* [Task instructions]
Wherever the word "https" appears in a line, extract that line.

[Source records]

+--

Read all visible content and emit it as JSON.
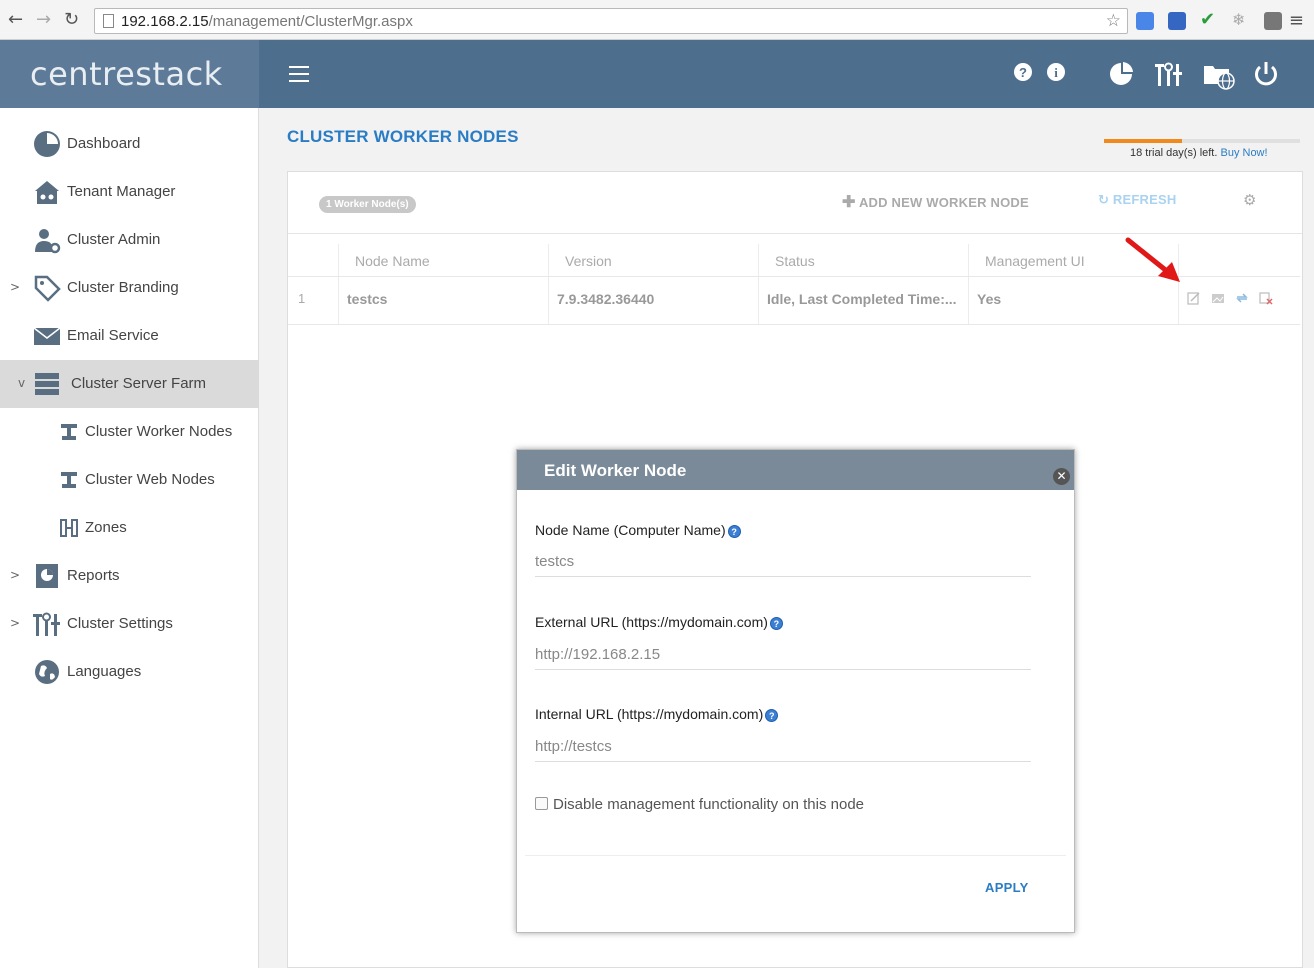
{
  "browser": {
    "url_host": "192.168.2.15",
    "url_path": "/management/ClusterMgr.aspx"
  },
  "app": {
    "logo": "centrestack"
  },
  "sidebar": {
    "items": [
      {
        "label": "Dashboard"
      },
      {
        "label": "Tenant Manager"
      },
      {
        "label": "Cluster Admin"
      },
      {
        "label": "Cluster Branding"
      },
      {
        "label": "Email Service"
      },
      {
        "label": "Cluster Server Farm"
      },
      {
        "label": "Cluster Worker Nodes"
      },
      {
        "label": "Cluster Web Nodes"
      },
      {
        "label": "Zones"
      },
      {
        "label": "Reports"
      },
      {
        "label": "Cluster Settings"
      },
      {
        "label": "Languages"
      }
    ]
  },
  "page": {
    "title": "CLUSTER WORKER NODES",
    "trial_text": "18 trial day(s) left.",
    "buy_now": "Buy Now!",
    "trial_progress": 0.4
  },
  "toolbar": {
    "badge": "1 Worker Node(s)",
    "add_label": "ADD NEW WORKER NODE",
    "refresh_label": "REFRESH"
  },
  "grid": {
    "columns": [
      "Node Name",
      "Version",
      "Status",
      "Management UI"
    ],
    "rows": [
      {
        "num": "1",
        "node_name": "testcs",
        "version": "7.9.3482.36440",
        "status": "Idle, Last Completed Time:...",
        "management_ui": "Yes"
      }
    ]
  },
  "modal": {
    "title": "Edit Worker Node",
    "node_name_label": "Node Name (Computer Name)",
    "node_name_value": "testcs",
    "external_url_label": "External URL (https://mydomain.com)",
    "external_url_value": "http://192.168.2.15",
    "internal_url_label": "Internal URL (https://mydomain.com)",
    "internal_url_value": "http://testcs",
    "disable_label": "Disable management functionality on this node",
    "apply_label": "APPLY"
  },
  "colors": {
    "header": "#4e6e8e",
    "logo_bg": "#5d7b98",
    "accent": "#2a7dc4",
    "trial": "#f08a1c"
  }
}
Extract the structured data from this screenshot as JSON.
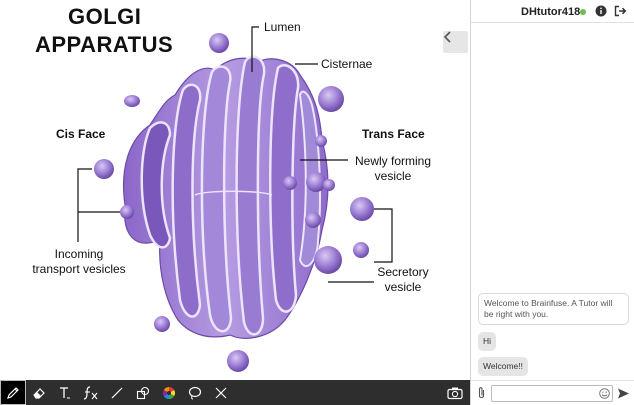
{
  "diagram": {
    "title_line1": "GOLGI",
    "title_line2": "APPARATUS",
    "cis_face": "Cis Face",
    "trans_face": "Trans Face",
    "lumen": "Lumen",
    "cisternae": "Cisternae",
    "newly_forming_line1": "Newly forming",
    "newly_forming_line2": "vesicle",
    "incoming_line1": "Incoming",
    "incoming_line2": "transport vesicles",
    "secretory_line1": "Secretory",
    "secretory_line2": "vesicle",
    "colors": {
      "stack_light": "#b79fe0",
      "stack_mid": "#9a79d2",
      "stack_dark": "#6b4aa8",
      "membrane": "#ece4fa"
    }
  },
  "toolbar": {
    "tools": [
      {
        "name": "pencil",
        "icon": "pencil-icon"
      },
      {
        "name": "eraser",
        "icon": "eraser-icon"
      },
      {
        "name": "text",
        "icon": "text-icon"
      },
      {
        "name": "formula",
        "icon": "formula-icon",
        "label": "fx"
      },
      {
        "name": "line",
        "icon": "line-icon"
      },
      {
        "name": "shapes",
        "icon": "shapes-icon"
      },
      {
        "name": "color",
        "icon": "color-wheel-icon"
      },
      {
        "name": "lasso",
        "icon": "lasso-icon"
      },
      {
        "name": "clear",
        "icon": "close-icon"
      },
      {
        "name": "snapshot",
        "icon": "camera-icon"
      }
    ],
    "active_tool": "pencil"
  },
  "chat": {
    "tutor_name": "DHtutor418",
    "status_color": "#6cc04a",
    "messages": [
      {
        "text": "Welcome to Brainfuse. A Tutor will be right with you."
      },
      {
        "text": "Hi"
      },
      {
        "text": "Welcome!!"
      }
    ],
    "input": {
      "value": "",
      "placeholder": ""
    }
  }
}
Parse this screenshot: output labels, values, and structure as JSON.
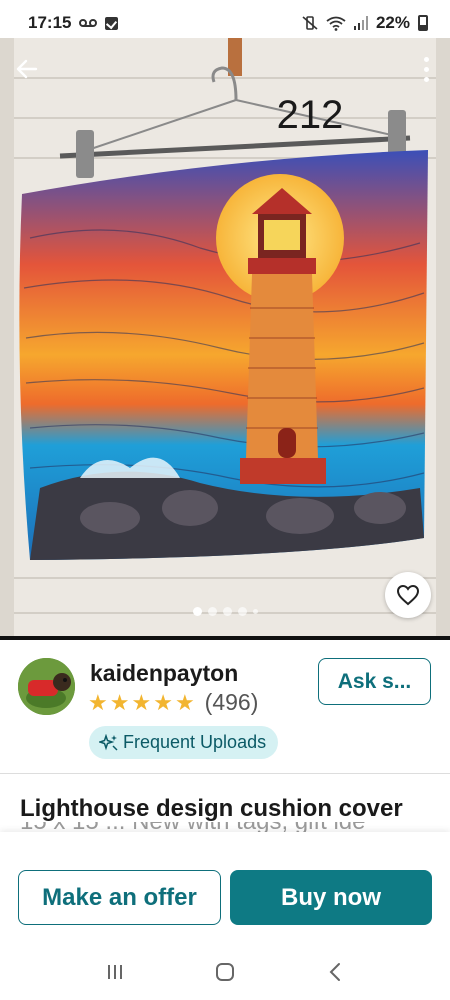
{
  "status_bar": {
    "time": "17:15",
    "voicemail_icon": "voicemail-icon",
    "notification_icon": "checkbox-notification-icon",
    "mute_icon": "vibrate-mute-icon",
    "wifi_icon": "wifi-icon",
    "signal_icon": "signal-icon",
    "battery": "22%"
  },
  "hero": {
    "image_label": "212",
    "back_icon": "back-arrow-icon",
    "more_icon": "more-vertical-icon",
    "like_icon": "heart-icon",
    "carousel": {
      "total_dots": 5,
      "active_index": 0
    }
  },
  "seller": {
    "name": "kaidenpayton",
    "stars": 5,
    "rating_count": "(496)",
    "badge_label": "Frequent Uploads",
    "badge_icon": "sparkle-icon",
    "ask_label": "Ask s..."
  },
  "listing": {
    "title": "Lighthouse design cushion cover",
    "title_cut_line": "15 x 15 ... New with tags, gift ide"
  },
  "actions": {
    "offer_label": "Make an offer",
    "buy_label": "Buy now"
  },
  "colors": {
    "accent": "#0e7a84",
    "star": "#f2b530",
    "badge_bg": "#d5f1f3"
  },
  "navbar": {
    "recents_icon": "recent-apps-icon",
    "home_icon": "home-icon",
    "back_icon": "back-chevron-icon"
  }
}
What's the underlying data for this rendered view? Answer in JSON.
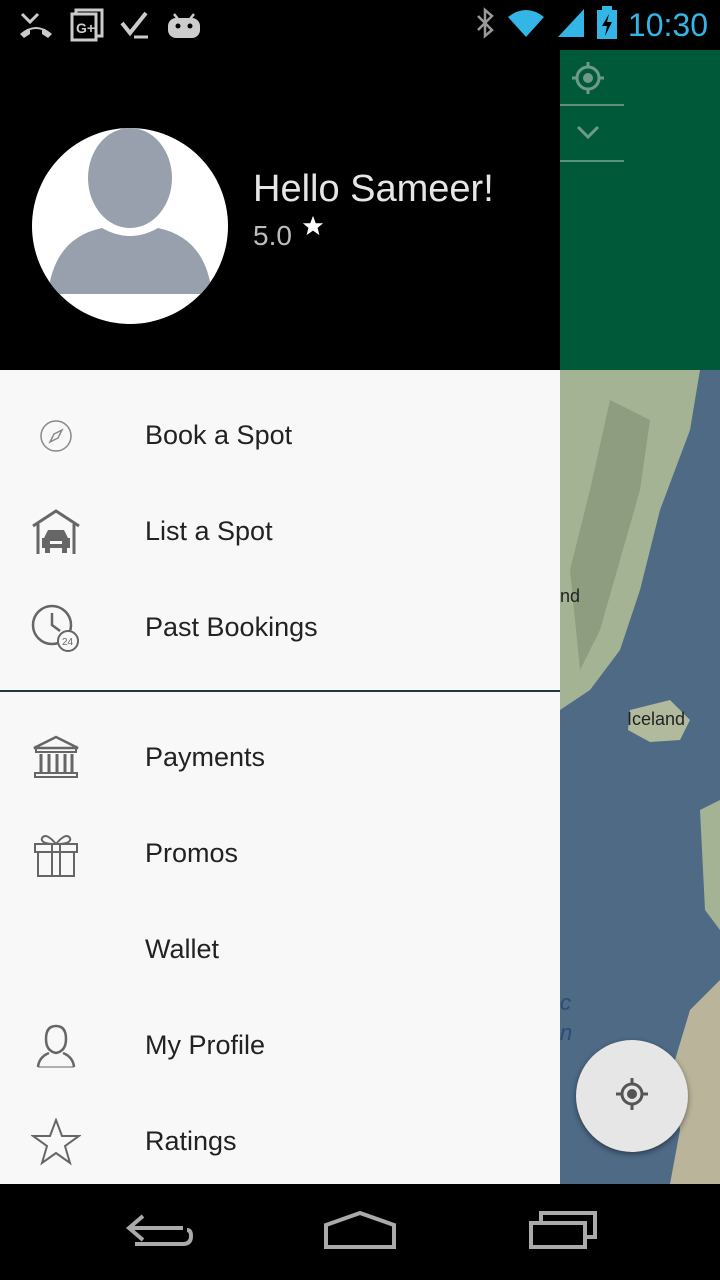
{
  "status_bar": {
    "time": "10:30",
    "left_icons": [
      "missed-call-icon",
      "google-plus-icon",
      "checkmark-task-icon",
      "android-icon"
    ],
    "right_icons": [
      "bluetooth-icon",
      "wifi-icon",
      "signal-icon",
      "battery-charging-icon"
    ],
    "accent_color": "#33b5e5"
  },
  "background_app": {
    "header_color": "#005a3a",
    "map_labels": {
      "greenland_fragment": "nd",
      "iceland": "Iceland",
      "ocean_fragment_1": "c",
      "ocean_fragment_2": "n"
    },
    "header_icons": [
      "locate-icon",
      "chevron-down-icon"
    ],
    "fab_icon": "my-location-icon"
  },
  "drawer": {
    "greeting": "Hello Sameer!",
    "rating": "5.0",
    "rating_icon": "star-icon",
    "menu_primary": [
      {
        "label": "Book a Spot",
        "icon": "compass-icon"
      },
      {
        "label": "List a Spot",
        "icon": "garage-icon"
      },
      {
        "label": "Past Bookings",
        "icon": "clock-24-icon"
      }
    ],
    "menu_secondary": [
      {
        "label": "Payments",
        "icon": "bank-icon"
      },
      {
        "label": "Promos",
        "icon": "gift-icon"
      },
      {
        "label": "Wallet",
        "icon": ""
      },
      {
        "label": "My Profile",
        "icon": "user-icon"
      },
      {
        "label": "Ratings",
        "icon": "star-outline-icon"
      }
    ]
  },
  "nav_bar": {
    "buttons": [
      "back-icon",
      "home-icon",
      "recents-icon"
    ]
  }
}
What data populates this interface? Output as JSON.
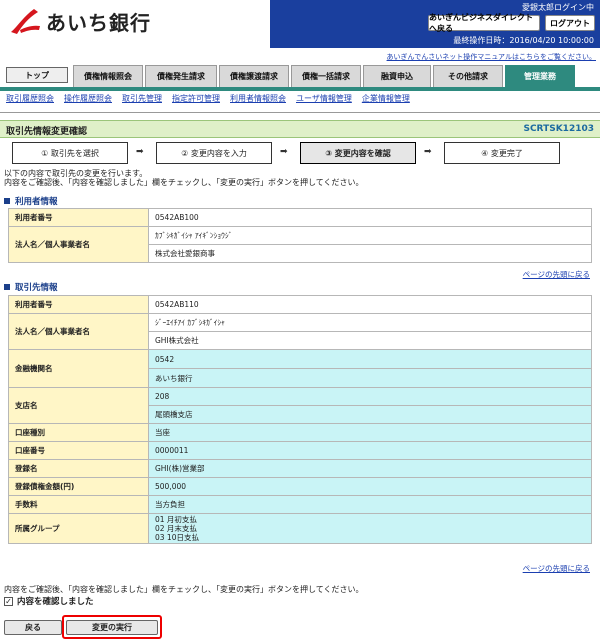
{
  "header": {
    "bank_name": "あいち銀行",
    "user_info": "愛銀太郎ログイン中",
    "biz_direct_button": "あいぎんビジネスダイレクトへ戻る",
    "logout_button": "ログアウト",
    "last_operation": "最終操作日時：2016/04/20 10:00:00",
    "manual_link": "あいぎんでんさいネット操作マニュアルはこちらをご覧ください。"
  },
  "tabs": [
    "トップ",
    "債権情報照会",
    "債権発生請求",
    "債権譲渡請求",
    "債権一括請求",
    "融資申込",
    "その他請求",
    "管理業務"
  ],
  "subnav": [
    "取引履歴照会",
    "操作履歴照会",
    "取引先管理",
    "指定許可管理",
    "利用者情報照会",
    "ユーザ情報管理",
    "企業情報管理"
  ],
  "page": {
    "title": "取引先情報変更確認",
    "screen_code": "SCRTSK12103"
  },
  "steps": [
    "① 取引先を選択",
    "② 変更内容を入力",
    "③ 変更内容を確認",
    "④ 変更完了"
  ],
  "instructions": [
    "以下の内容で取引先の変更を行います。",
    "内容をご確認後、「内容を確認しました」欄をチェックし、「変更の実行」ボタンを押してください。"
  ],
  "user_section": {
    "title": "利用者情報",
    "rows": {
      "user_no_label": "利用者番号",
      "user_no": "0542AB100",
      "name_label": "法人名／個人事業者名",
      "name_kana": "ｶﾌﾞｼｷｶﾞｲｼｬ ｱｲｷﾞﾝｼｮｳｼﾞ",
      "name": "株式会社愛銀商事"
    }
  },
  "partner_section": {
    "title": "取引先情報",
    "rows": {
      "user_no_label": "利用者番号",
      "user_no": "0542AB110",
      "name_label": "法人名／個人事業者名",
      "name_kana": "ｼﾞｰｴｲﾁｱｲ ｶﾌﾞｼｷｶﾞｲｼｬ",
      "name": "GHI株式会社",
      "bank_label": "金融機関名",
      "bank_code": "0542",
      "bank_name": "あいち銀行",
      "branch_label": "支店名",
      "branch_code": "208",
      "branch_name": "尾頭橋支店",
      "acct_type_label": "口座種別",
      "acct_type": "当座",
      "acct_no_label": "口座番号",
      "acct_no": "0000011",
      "reg_name_label": "登録名",
      "reg_name": "GHI(株)営業部",
      "amount_label": "登録債権金額(円)",
      "amount": "500,000",
      "fee_label": "手数料",
      "fee": "当方負担",
      "group_label": "所属グループ",
      "groups": [
        "01 月初支払",
        "02 月末支払",
        "03 10日支払"
      ]
    }
  },
  "to_top_link": "ページの先頭に戻る",
  "confirm": {
    "text": "内容をご確認後、「内容を確認しました」欄をチェックし、「変更の実行」ボタンを押してください。",
    "checkbox_label": "内容を確認しました",
    "checked_mark": "✓"
  },
  "buttons": {
    "back": "戻る",
    "execute": "変更の実行"
  },
  "colors": {
    "header_blue": "#1a3f9e",
    "tab_active": "#2e8a7f",
    "title_bar": "#dff0c8",
    "label_bg": "#fff6c7",
    "changed_bg": "#c9f4f6",
    "highlight": "#ee0000",
    "logo_red": "#d5161e"
  }
}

+--

* [Solution to this exercise]
    "external_url_label": "External URL (https://mydomain.com)",
    "internal_url_label": "Internal URL (https://mydomain.com)",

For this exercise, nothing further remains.